Source material:
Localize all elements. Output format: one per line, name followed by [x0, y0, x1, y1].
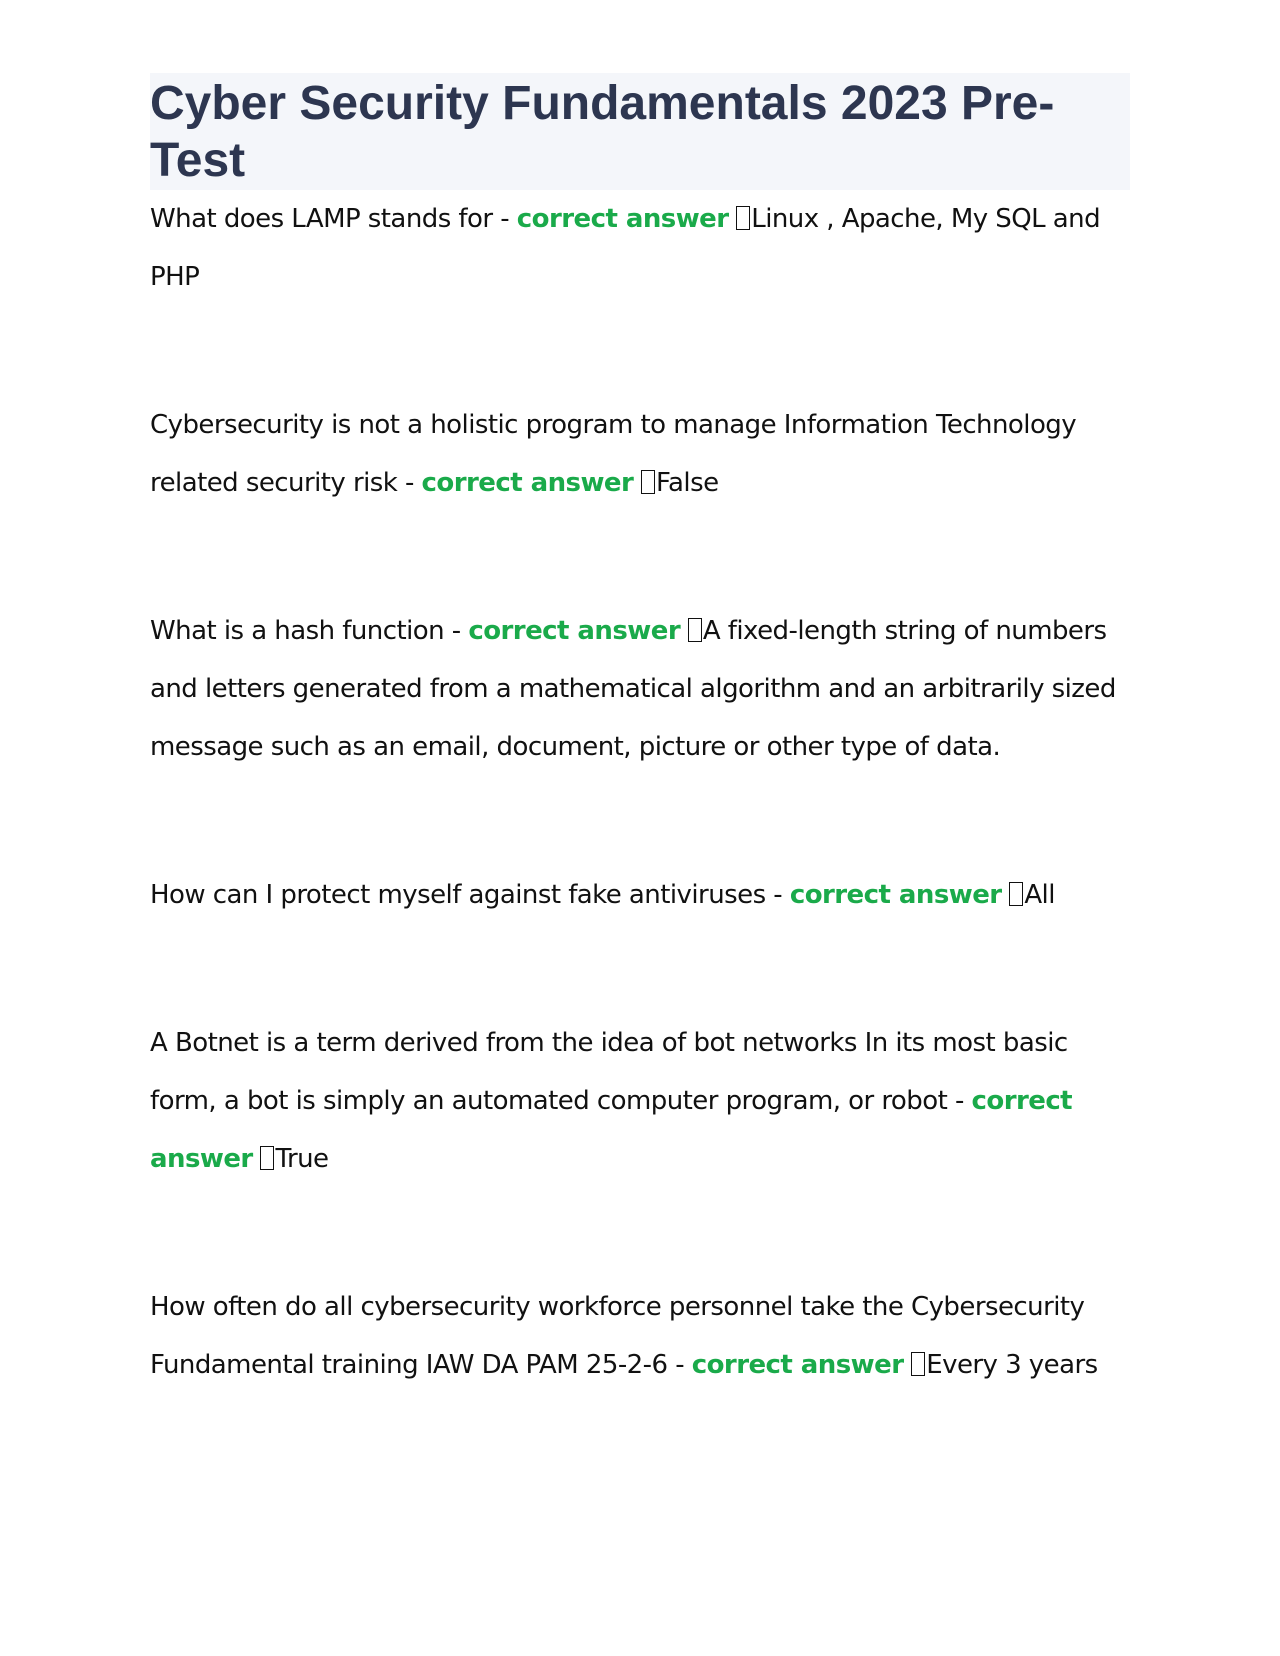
- question-text: Cybersecurity is not a holistic program to manage Information Technology related security risk -: [150, 410, 1077, 498]
- page-title: Cyber Security Fundamentals 2023 Pre-Test: [150, 73, 1130, 190]
- question-text: What is a hash function -: [150, 616, 469, 646]
- correct-answer-label: correct answer: [516, 204, 729, 234]
- correct-answer-label: correct answer: [421, 468, 634, 498]
- qa-item: [150, 866, 1130, 924]
- answer-text: False: [656, 468, 719, 498]
- answer-marker-icon: [688, 618, 702, 642]
- question-text: How can I protect myself against fake antiviruses -: [150, 880, 790, 910]
- qa-item: [150, 190, 1130, 306]
- correct-answer-label: correct answer: [789, 880, 1002, 910]
- qa-item: [150, 602, 1130, 776]
- answer-marker-icon: [641, 470, 655, 494]
- answer-text: All: [1024, 880, 1055, 910]
- correct-answer-label: correct answer: [150, 1086, 1073, 1174]
- document-page: [150, 73, 1130, 1484]
- answer-marker-icon: [736, 206, 750, 230]
- qa-item: [150, 1014, 1130, 1188]
- answer-marker-icon: [1009, 882, 1023, 906]
- correct-answer-label: correct answer: [468, 616, 681, 646]
- answer-marker-icon: [911, 1352, 925, 1376]
- qa-item: [150, 1278, 1130, 1394]
- question-text: A Botnet is a term derived from the idea of bot networks In its most basic form, a bot is simply an automated computer program, or robot -: [150, 1028, 1068, 1116]
- question-text: What does LAMP stands for -: [150, 204, 517, 234]
- question-text: How often do all cybersecurity workforce personnel take the Cybersecurity Fundamental training IAW DA PAM 25-2-6 -: [150, 1292, 1085, 1380]
- answer-marker-icon: [260, 1146, 274, 1170]
- answer-text: Linux , Apache, My SQL and PHP: [150, 204, 1101, 292]
- answer-text: Every 3 years: [926, 1350, 1098, 1380]
- answer-text: True: [275, 1144, 329, 1174]
- answer-text: A fixed-length string of numbers and letters generated from a mathematical algorithm and an arbitrarily sized message such as an email, document, picture or other type of data.: [150, 616, 1116, 762]
- correct-answer-label: correct answer: [691, 1350, 904, 1380]
- qa-item: [150, 396, 1130, 512]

Instructions for the task: Copy all lines of the listing above that contain the string "marker".

Answer:
- answer-marker-icon: [688, 618, 702, 642]
- answer-marker-icon: [641, 470, 655, 494]
- answer-marker-icon: [736, 206, 750, 230]
- answer-marker-icon: [1009, 882, 1023, 906]
- answer-marker-icon: [911, 1352, 925, 1376]
- answer-marker-icon: [260, 1146, 274, 1170]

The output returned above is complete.